* BEGIN *

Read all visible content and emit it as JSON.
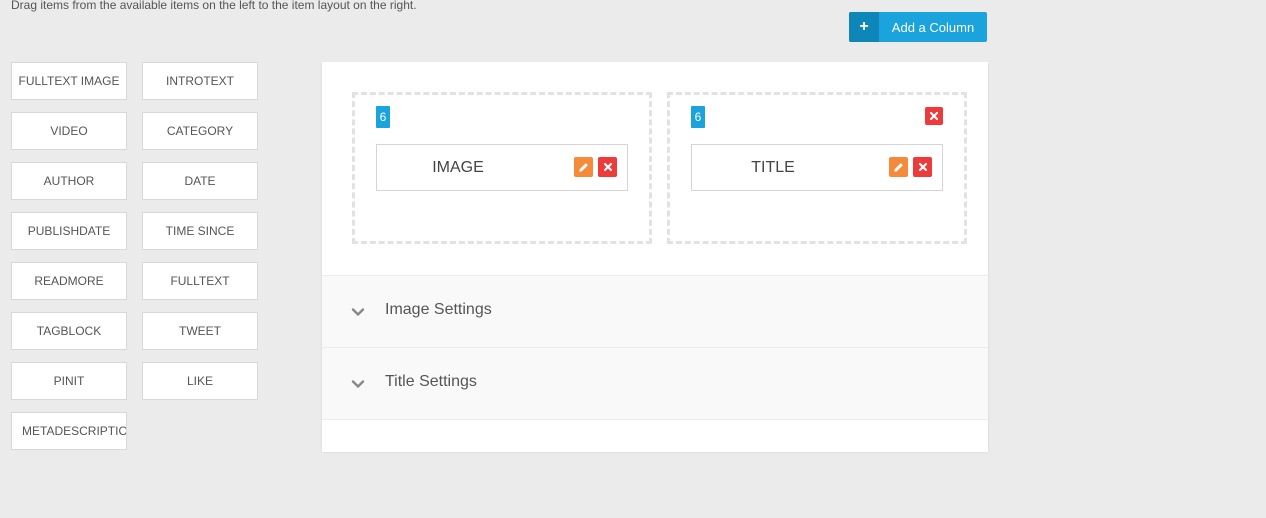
{
  "hint": "Drag items from the available items on the left to the item layout on the right.",
  "add_column": {
    "icon": "+",
    "label": "Add a Column"
  },
  "palette": [
    "FULLTEXT IMAGE",
    "INTROTEXT",
    "VIDEO",
    "CATEGORY",
    "AUTHOR",
    "DATE",
    "PUBLISHDATE",
    "TIME SINCE",
    "READMORE",
    "FULLTEXT",
    "TAGBLOCK",
    "TWEET",
    "PINIT",
    "LIKE",
    "METADESCRIPTION"
  ],
  "columns": [
    {
      "width": "6",
      "item": "IMAGE",
      "removable": false
    },
    {
      "width": "6",
      "item": "TITLE",
      "removable": true
    }
  ],
  "icons": {
    "edit": "pencil-icon",
    "delete": "close-icon",
    "chevron": "chevron-down-icon"
  },
  "settings": [
    {
      "title": "Image Settings"
    },
    {
      "title": "Title Settings"
    }
  ],
  "colors": {
    "accent": "#1aa3dd",
    "accent_dark": "#0f86b8",
    "edit": "#f58a3a",
    "delete": "#ef3a3a",
    "background": "#ebebeb"
  }
}
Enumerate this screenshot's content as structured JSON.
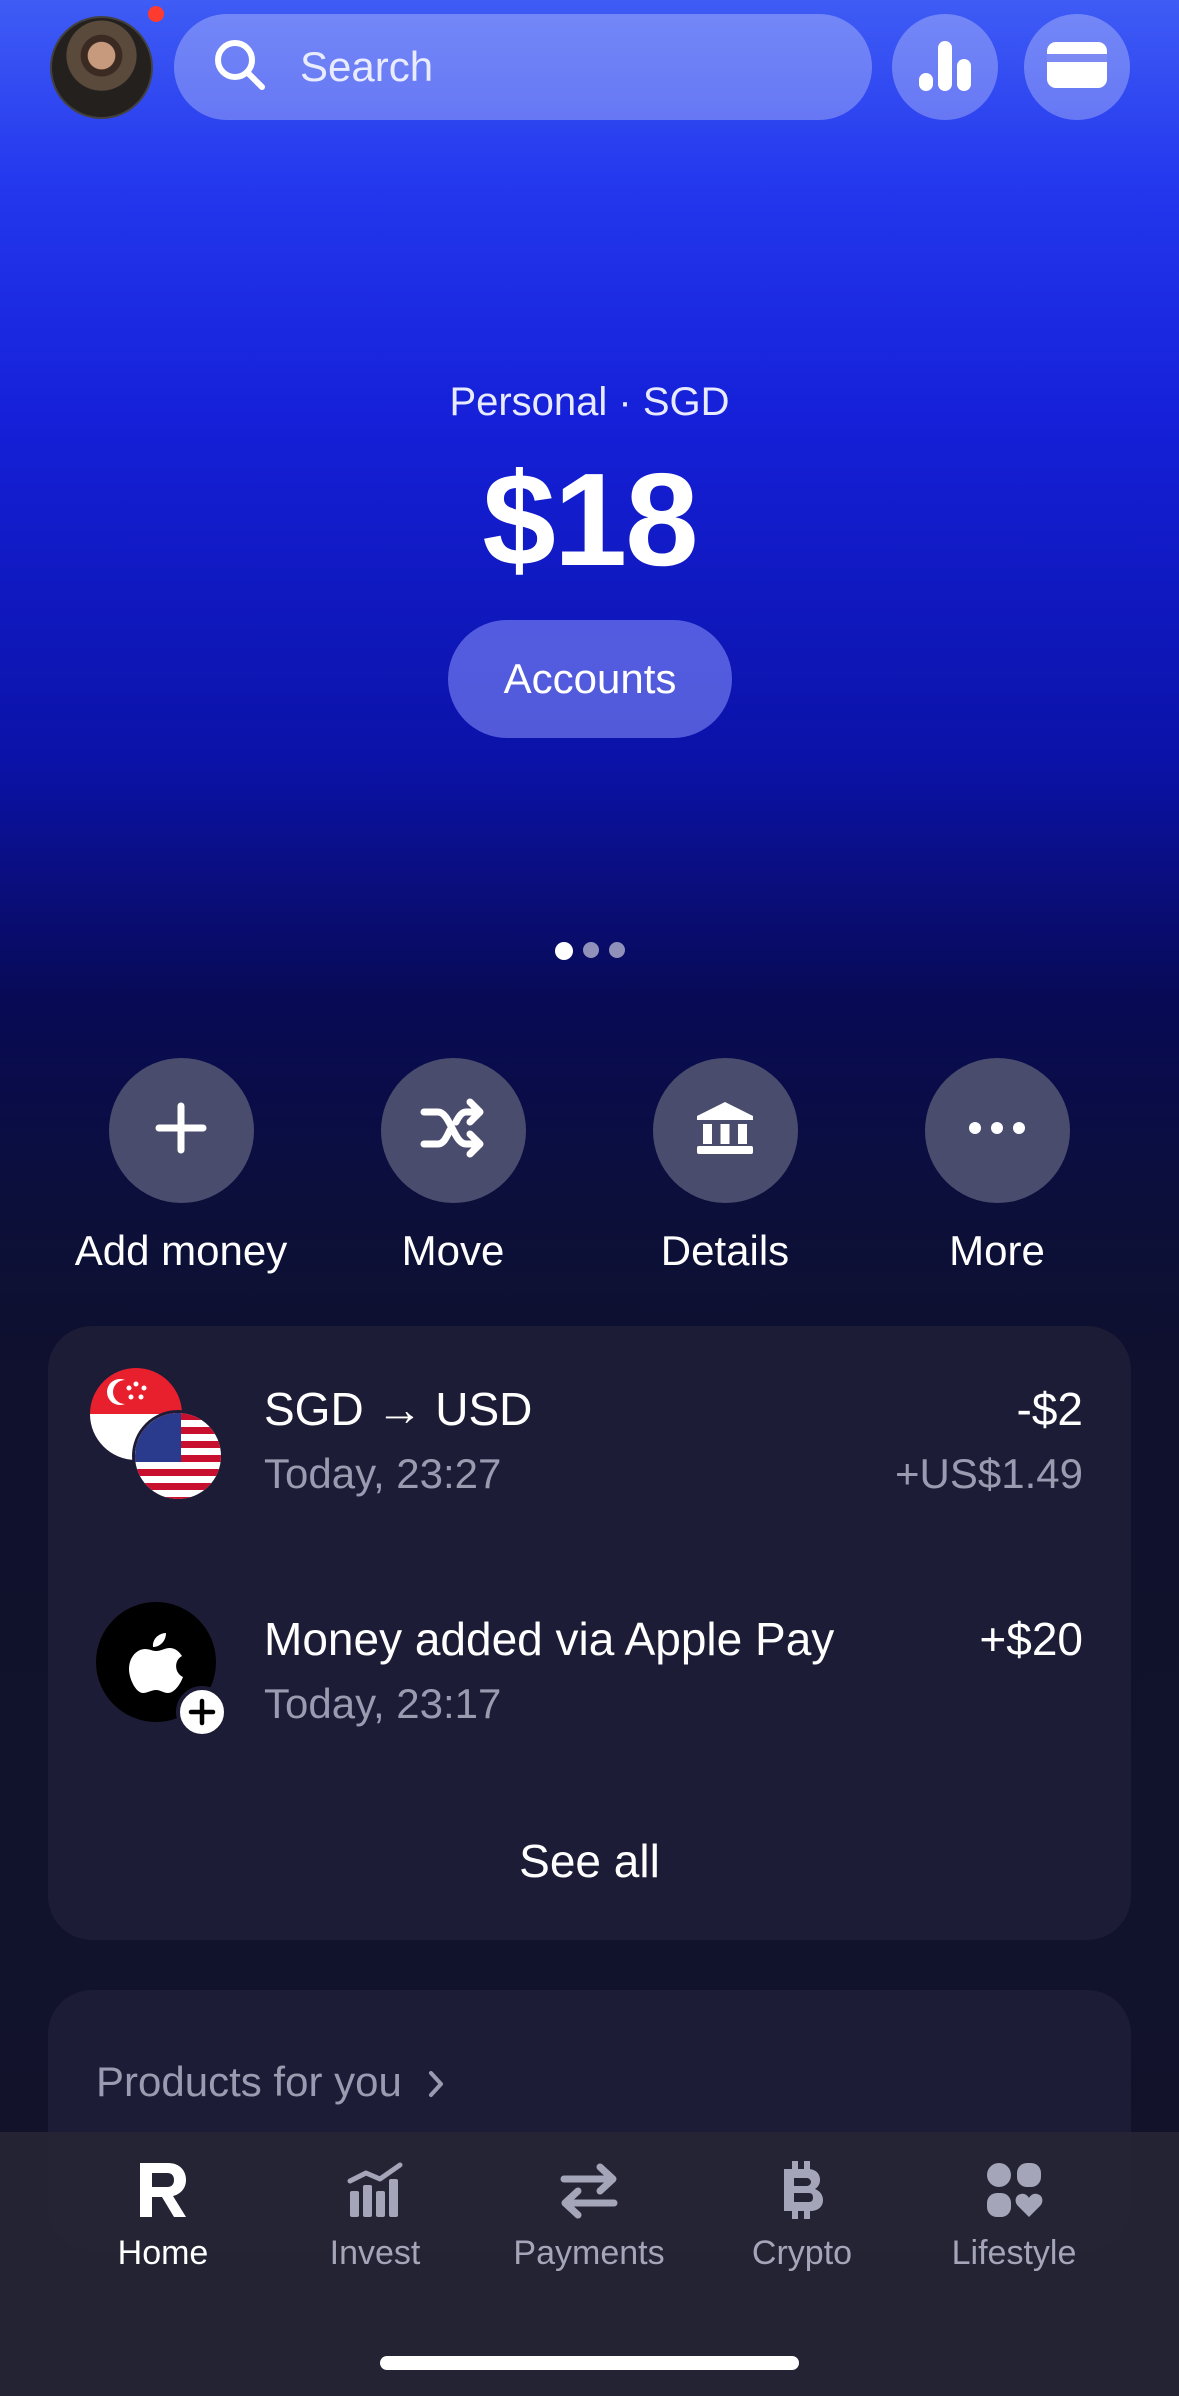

* END *

- Given problem
Please write out all of the material above without changing a word, and omit any pictures.

- Solution
Read all visible content and emit it as JSON.
{
  "hint": "Drag items from the available items on the left to the item layout on the right.",
  "add_column": {
    "icon": "+",
    "label": "Add a Column"
  },
  "palette": [
    "FULLTEXT IMAGE",
    "INTROTEXT",
    "VIDEO",
    "CATEGORY",
    "AUTHOR",
    "DATE",
    "PUBLISHDATE",
    "TIME SINCE",
    "READMORE",
    "FULLTEXT",
    "TAGBLOCK",
    "TWEET",
    "PINIT",
    "LIKE",
    "METADESCRIPTION"
  ],
  "columns": [
    {
      "width": "6",
      "item": "IMAGE",
      "removable": false
    },
    {
      "width": "6",
      "item": "TITLE",
      "removable": true
    }
  ],
  "icons": {
    "edit": "pencil-icon",
    "delete": "close-icon",
    "chevron": "chevron-down-icon"
  },
  "settings": [
    {
      "title": "Image Settings"
    },
    {
      "title": "Title Settings"
    }
  ],
  "colors": {
    "accent": "#1aa3dd",
    "accent_dark": "#0f86b8",
    "edit": "#f58a3a",
    "delete": "#ef3a3a",
    "background": "#ebebeb"
  }
}
Enumerate this screenshot's content as structured JSON.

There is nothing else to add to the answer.